What you have to do ▸
Answer these questions from the chapter list below.
(a) What page number is given for the chapter on liberality and miserableness?
(b) Which chapter number carries the title "That Flatterers are to be avoyded"?
(c) According to the title of Chapter 25, in what does Fortune have great power?

Extract to read ▸

CHAP. 15.
Of those things in respect whereof men, and especially Princes are prais’d or disprais’d, 313
CHAP. 16.
Of Liberality and Miserableness, 315
CHAP. 17.
Of Cruelty and Clemency, and whether it is better to be belov’d or feared, 318
CHAP. 18.
In what manner Princes ought to keep their word, 321
CHAP. 19.
That Princes should take a care not to incur contempt or hatred, 325
CHAP. 20.
Whether the Citadels and many other things, which Princes make use of, are profitable or dammageable, 335
CHAP. 21.
How a Prince ought to behave himself to gain reputation, 339
CHAP. 22.
Touching Princes Secretaries, 343
CHAP. 23.
That Flatterers are to be avoyded, 344
CHAP. 24.
Wherefore the Princes of Italy have lost their States, 347
CHAP. 25.
How great power Fortune hath in humane affairs, and what means there is to resist it, 349
CHAP. 26.

Provided records ▸

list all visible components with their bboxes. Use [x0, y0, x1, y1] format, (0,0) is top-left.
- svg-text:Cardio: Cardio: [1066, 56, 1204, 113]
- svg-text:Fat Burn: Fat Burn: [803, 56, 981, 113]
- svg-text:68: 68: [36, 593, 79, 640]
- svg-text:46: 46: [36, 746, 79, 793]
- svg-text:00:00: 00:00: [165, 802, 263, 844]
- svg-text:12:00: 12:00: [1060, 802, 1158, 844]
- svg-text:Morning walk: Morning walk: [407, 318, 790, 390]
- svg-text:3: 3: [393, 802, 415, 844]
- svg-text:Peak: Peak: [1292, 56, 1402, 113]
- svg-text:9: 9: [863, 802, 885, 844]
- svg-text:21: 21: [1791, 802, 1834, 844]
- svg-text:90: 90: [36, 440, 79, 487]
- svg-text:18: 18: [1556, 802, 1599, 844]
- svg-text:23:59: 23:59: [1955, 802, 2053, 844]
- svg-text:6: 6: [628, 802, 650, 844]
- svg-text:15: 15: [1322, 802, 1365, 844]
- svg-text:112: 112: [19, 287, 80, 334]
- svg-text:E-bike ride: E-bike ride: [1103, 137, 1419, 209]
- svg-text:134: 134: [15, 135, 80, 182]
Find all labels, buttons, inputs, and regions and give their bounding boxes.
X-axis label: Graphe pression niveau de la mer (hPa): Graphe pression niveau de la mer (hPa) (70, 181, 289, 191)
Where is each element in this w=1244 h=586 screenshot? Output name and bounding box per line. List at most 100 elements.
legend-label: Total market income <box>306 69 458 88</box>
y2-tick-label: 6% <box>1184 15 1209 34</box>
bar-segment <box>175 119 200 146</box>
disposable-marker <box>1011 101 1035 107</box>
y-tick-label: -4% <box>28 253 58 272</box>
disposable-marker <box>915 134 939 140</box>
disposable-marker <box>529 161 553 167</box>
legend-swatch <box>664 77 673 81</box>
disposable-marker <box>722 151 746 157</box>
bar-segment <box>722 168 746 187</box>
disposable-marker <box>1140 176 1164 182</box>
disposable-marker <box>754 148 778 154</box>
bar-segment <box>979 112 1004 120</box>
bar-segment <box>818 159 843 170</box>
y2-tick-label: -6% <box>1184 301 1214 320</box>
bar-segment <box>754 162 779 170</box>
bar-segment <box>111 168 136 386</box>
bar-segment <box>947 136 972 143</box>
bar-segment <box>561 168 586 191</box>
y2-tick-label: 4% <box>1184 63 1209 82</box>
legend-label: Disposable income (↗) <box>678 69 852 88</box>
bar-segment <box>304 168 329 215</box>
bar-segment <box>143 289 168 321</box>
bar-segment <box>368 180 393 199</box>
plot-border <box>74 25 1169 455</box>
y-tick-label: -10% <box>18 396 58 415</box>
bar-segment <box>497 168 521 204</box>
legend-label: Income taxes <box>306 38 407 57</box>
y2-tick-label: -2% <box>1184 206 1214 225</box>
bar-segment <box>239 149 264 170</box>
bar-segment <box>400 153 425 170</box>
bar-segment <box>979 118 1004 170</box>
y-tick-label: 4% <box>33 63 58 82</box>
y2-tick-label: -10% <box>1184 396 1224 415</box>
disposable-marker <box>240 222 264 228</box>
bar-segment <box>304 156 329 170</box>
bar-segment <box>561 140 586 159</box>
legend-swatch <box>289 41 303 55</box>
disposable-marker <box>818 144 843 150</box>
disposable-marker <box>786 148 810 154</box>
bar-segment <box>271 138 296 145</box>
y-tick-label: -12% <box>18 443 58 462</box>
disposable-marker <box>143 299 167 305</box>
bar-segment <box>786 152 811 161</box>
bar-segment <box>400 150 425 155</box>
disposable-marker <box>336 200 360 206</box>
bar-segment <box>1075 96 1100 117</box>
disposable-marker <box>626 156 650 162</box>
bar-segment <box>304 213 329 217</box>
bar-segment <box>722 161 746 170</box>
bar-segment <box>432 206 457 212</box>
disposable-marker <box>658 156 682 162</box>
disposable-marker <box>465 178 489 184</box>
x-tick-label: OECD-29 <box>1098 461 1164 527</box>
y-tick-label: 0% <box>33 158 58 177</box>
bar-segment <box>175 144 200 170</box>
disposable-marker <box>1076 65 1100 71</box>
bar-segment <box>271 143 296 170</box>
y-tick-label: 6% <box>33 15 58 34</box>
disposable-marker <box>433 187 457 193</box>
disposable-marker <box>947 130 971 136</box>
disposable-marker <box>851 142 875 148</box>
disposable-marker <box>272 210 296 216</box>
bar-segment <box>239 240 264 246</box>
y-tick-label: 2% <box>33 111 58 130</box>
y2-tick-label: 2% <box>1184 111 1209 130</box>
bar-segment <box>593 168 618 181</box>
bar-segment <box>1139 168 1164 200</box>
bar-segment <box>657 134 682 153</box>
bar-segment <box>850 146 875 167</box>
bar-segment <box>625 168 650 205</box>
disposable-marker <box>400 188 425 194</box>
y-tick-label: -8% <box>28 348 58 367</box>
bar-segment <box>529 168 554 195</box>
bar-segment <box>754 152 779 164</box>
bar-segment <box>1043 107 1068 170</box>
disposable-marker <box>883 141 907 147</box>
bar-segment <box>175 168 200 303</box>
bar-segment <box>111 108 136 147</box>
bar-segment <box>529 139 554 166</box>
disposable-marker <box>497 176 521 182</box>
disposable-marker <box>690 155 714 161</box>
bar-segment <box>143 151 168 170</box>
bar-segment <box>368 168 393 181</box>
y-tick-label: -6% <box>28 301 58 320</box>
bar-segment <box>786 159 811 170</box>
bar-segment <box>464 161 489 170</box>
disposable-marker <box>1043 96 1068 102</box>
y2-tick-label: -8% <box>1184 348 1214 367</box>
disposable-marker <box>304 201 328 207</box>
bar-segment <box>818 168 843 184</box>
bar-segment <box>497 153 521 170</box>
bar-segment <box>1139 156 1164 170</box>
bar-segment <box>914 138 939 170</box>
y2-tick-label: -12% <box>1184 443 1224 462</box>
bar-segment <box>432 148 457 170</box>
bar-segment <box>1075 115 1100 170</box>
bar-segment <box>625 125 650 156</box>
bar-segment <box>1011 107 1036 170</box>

Answer to this problem ▸
(a) 315
(b) Chapter 23
(c) In humane affairs